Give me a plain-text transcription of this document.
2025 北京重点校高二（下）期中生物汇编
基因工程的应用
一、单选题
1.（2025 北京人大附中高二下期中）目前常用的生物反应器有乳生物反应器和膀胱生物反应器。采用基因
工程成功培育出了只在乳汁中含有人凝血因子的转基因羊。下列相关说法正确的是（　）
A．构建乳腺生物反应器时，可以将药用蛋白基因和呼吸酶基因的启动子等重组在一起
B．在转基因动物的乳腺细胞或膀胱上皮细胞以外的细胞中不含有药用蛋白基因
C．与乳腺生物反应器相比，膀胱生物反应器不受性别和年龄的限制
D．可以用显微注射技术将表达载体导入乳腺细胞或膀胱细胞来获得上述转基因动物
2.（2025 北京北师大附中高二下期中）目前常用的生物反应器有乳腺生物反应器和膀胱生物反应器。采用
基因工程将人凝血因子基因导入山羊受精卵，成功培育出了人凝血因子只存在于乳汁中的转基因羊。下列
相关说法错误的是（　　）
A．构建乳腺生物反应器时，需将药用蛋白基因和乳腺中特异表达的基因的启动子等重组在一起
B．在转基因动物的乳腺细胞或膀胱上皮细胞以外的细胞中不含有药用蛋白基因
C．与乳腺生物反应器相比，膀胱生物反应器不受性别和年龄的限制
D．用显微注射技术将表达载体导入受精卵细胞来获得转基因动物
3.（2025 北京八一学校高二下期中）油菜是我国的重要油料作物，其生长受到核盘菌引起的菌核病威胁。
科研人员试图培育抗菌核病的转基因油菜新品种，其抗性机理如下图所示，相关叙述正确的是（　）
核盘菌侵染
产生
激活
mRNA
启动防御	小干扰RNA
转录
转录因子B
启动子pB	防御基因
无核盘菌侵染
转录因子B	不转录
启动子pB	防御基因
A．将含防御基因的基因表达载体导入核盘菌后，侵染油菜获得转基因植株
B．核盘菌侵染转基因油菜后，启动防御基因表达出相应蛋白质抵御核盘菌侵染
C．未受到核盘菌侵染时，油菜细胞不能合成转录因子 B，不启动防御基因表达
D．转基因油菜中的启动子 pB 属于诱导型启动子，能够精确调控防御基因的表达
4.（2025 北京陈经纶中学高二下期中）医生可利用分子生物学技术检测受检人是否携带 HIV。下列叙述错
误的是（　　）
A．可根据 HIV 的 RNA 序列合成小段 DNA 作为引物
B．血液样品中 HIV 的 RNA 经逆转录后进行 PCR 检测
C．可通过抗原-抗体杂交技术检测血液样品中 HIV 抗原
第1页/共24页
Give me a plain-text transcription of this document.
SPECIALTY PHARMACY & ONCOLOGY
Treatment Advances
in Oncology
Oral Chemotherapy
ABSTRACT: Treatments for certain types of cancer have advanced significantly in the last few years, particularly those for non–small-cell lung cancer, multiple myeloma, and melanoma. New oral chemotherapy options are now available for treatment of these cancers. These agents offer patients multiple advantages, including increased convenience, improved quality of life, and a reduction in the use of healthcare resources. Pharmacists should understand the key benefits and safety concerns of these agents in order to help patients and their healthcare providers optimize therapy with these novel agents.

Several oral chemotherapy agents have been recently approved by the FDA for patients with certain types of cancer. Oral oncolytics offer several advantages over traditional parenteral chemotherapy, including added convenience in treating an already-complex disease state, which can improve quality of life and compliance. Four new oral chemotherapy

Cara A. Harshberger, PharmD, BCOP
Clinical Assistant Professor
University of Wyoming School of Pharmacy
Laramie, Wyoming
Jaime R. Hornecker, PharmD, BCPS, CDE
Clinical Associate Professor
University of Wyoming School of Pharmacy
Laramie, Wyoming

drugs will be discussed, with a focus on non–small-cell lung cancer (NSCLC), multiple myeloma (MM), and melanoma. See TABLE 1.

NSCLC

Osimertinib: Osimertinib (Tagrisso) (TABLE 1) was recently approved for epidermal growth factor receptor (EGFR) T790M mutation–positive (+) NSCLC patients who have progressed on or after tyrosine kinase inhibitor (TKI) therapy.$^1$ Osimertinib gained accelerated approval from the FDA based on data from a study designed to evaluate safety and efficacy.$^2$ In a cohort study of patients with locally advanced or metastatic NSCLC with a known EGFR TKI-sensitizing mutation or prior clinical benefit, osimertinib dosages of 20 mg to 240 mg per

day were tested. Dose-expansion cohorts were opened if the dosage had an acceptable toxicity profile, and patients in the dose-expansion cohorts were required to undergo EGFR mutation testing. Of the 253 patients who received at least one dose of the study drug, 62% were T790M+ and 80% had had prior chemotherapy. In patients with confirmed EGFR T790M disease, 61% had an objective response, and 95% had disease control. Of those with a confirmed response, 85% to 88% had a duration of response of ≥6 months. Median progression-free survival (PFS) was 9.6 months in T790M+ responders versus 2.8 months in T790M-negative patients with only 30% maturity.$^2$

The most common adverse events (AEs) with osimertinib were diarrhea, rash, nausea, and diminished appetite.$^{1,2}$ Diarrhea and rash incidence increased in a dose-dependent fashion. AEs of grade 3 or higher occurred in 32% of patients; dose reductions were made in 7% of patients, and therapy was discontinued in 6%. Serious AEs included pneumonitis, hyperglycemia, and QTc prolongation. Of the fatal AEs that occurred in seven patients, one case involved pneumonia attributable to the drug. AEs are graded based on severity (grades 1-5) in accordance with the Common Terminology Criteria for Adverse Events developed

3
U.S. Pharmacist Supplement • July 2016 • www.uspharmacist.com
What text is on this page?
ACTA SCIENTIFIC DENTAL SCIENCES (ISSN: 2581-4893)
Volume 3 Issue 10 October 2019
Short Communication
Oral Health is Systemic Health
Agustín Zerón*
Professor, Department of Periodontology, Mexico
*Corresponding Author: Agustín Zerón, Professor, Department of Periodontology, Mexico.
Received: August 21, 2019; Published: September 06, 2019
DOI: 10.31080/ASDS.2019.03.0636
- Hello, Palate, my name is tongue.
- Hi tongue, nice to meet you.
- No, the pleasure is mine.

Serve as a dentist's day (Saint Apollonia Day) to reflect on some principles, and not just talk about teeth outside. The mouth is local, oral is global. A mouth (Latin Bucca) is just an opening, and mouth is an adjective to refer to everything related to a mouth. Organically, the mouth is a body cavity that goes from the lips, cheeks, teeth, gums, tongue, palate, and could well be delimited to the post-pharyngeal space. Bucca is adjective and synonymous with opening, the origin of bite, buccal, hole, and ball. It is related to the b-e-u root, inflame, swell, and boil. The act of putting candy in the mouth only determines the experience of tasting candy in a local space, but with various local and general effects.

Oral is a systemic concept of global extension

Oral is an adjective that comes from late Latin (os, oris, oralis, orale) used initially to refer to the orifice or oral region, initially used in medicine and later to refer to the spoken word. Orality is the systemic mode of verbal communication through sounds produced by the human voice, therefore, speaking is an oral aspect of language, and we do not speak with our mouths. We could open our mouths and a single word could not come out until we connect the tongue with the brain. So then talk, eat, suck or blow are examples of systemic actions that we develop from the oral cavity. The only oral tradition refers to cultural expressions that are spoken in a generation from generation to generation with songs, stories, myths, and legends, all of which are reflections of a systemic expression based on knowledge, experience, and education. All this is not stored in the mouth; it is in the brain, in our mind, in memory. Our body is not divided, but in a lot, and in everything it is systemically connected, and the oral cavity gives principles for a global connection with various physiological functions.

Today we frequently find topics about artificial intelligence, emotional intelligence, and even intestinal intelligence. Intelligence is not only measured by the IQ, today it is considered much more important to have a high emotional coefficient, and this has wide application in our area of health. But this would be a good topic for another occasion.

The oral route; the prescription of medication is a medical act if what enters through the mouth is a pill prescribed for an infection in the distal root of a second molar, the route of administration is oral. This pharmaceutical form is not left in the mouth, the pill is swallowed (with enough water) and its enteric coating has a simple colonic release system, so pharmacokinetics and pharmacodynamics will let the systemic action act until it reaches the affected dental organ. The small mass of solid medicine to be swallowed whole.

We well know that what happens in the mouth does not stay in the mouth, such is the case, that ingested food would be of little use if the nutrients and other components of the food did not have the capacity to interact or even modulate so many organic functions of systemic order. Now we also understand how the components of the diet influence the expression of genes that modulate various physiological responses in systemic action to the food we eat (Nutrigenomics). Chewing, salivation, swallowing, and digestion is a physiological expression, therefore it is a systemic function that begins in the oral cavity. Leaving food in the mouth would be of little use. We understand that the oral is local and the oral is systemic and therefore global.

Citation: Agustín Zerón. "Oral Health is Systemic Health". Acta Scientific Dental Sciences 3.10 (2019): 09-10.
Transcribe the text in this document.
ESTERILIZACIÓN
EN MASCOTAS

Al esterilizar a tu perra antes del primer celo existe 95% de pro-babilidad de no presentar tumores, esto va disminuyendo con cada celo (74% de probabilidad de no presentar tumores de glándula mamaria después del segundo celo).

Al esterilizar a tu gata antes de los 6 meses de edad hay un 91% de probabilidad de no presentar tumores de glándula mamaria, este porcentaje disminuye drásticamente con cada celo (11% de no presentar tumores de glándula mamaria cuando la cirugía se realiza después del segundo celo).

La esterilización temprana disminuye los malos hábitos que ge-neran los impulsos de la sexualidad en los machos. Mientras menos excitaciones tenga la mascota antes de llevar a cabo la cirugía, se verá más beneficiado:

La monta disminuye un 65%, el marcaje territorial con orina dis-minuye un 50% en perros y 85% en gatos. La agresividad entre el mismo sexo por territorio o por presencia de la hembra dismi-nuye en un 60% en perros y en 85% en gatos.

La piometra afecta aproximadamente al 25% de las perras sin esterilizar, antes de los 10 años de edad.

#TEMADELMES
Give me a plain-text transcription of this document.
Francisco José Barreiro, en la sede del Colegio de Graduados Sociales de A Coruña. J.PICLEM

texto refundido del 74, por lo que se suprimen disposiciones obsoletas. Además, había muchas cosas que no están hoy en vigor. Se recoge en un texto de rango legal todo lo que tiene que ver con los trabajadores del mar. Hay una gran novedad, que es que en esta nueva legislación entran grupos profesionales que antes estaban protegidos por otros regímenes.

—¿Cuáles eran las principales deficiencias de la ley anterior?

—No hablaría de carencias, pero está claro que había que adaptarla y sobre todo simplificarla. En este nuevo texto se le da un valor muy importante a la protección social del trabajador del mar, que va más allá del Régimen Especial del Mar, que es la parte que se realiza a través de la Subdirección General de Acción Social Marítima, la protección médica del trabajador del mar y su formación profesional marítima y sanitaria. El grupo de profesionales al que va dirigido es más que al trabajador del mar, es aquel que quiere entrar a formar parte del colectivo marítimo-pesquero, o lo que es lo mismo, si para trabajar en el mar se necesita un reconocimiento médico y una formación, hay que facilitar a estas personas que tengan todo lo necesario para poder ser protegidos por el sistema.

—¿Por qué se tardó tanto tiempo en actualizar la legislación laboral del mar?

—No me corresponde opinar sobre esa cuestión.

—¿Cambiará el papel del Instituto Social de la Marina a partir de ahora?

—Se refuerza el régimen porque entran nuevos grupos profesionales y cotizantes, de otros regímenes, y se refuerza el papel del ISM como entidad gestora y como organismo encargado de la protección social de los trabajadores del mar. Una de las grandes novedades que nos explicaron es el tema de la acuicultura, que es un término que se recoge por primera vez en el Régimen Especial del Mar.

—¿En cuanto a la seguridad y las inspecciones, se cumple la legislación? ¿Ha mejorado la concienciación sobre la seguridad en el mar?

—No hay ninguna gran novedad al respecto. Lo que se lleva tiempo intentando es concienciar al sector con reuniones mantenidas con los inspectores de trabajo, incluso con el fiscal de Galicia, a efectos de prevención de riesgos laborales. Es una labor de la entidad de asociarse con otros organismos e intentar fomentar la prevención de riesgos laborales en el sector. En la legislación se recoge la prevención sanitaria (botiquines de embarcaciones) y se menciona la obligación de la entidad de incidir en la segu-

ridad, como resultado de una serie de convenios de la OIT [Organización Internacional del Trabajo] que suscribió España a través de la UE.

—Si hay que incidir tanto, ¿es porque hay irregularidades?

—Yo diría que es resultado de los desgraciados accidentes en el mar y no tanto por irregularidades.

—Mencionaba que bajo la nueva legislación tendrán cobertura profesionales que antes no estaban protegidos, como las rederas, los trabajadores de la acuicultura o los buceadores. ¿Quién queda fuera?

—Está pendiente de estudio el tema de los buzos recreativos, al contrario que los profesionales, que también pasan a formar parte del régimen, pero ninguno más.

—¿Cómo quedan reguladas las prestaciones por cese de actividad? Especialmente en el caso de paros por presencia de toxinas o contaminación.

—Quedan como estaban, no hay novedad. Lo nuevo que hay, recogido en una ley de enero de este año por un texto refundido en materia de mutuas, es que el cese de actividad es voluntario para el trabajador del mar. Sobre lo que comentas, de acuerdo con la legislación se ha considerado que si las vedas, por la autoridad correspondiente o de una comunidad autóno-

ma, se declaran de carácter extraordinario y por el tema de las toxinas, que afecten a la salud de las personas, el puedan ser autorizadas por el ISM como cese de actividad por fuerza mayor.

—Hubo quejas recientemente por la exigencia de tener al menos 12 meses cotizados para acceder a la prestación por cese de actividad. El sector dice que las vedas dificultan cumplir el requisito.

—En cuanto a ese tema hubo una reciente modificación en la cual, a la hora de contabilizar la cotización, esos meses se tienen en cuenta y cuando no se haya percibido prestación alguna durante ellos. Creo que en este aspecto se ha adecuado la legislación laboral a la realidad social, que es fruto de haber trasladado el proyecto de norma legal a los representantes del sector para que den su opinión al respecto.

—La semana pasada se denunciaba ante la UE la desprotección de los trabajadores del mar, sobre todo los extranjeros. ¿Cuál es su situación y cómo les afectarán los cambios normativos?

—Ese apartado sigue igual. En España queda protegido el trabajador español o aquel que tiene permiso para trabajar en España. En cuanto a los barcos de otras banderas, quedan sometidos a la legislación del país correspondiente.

──────

Goal of the exercise:
The response must contain every line from the listing above in which the string "Latin" appears.

Answer to this problem:
Serve as a dentist's day (Saint Apollonia Day) to reflect on some principles, and not just talk about teeth outside. The mouth is local, oral is global. A mouth (Latin Bucca) is just an opening, and mouth is an adjective to refer to everything related to a mouth. Organically, the mouth is a body cavity that goes from the lips, cheeks, teeth, gums, tongue, palate, and could well be delimited to the post-pharyngeal space. Bucca is adjective and synonymous with opening, the origin of bite, buccal, hole, and ball. It is related to the b-e-u root, inflame, swell, and boil. The act of putting candy in the mouth only determines the experience of tasting candy in a local space, but with various local and general effects.
Oral is an adjective that comes from late Latin (os, oris, oralis, orale) used initially to refer to the orifice or oral region, initially used in medicine and later to refer to the spoken word. Orality is the systemic mode of verbal communication through sounds produced by the human voice, therefore, speaking is an oral aspect of language, and we do not speak with our mouths. We could open our mouths and a single word could not come out until we connect the tongue with the brain. So then talk, eat, suck or blow are examples of systemic actions that we develop from the oral cavity. The only oral tradition refers to cultural expressions that are spoken in a generation from generation to generation with songs, stories, myths, and legends, all of which are reflections of a systemic expression based on knowledge, experience, and education. All this is not stored in the mouth; it is in the brain, in our mind, in memory. Our body is not divided, but in a lot, and in everything it is systemically connected, and the oral cavity gives principles for a global connection with various physiological functions.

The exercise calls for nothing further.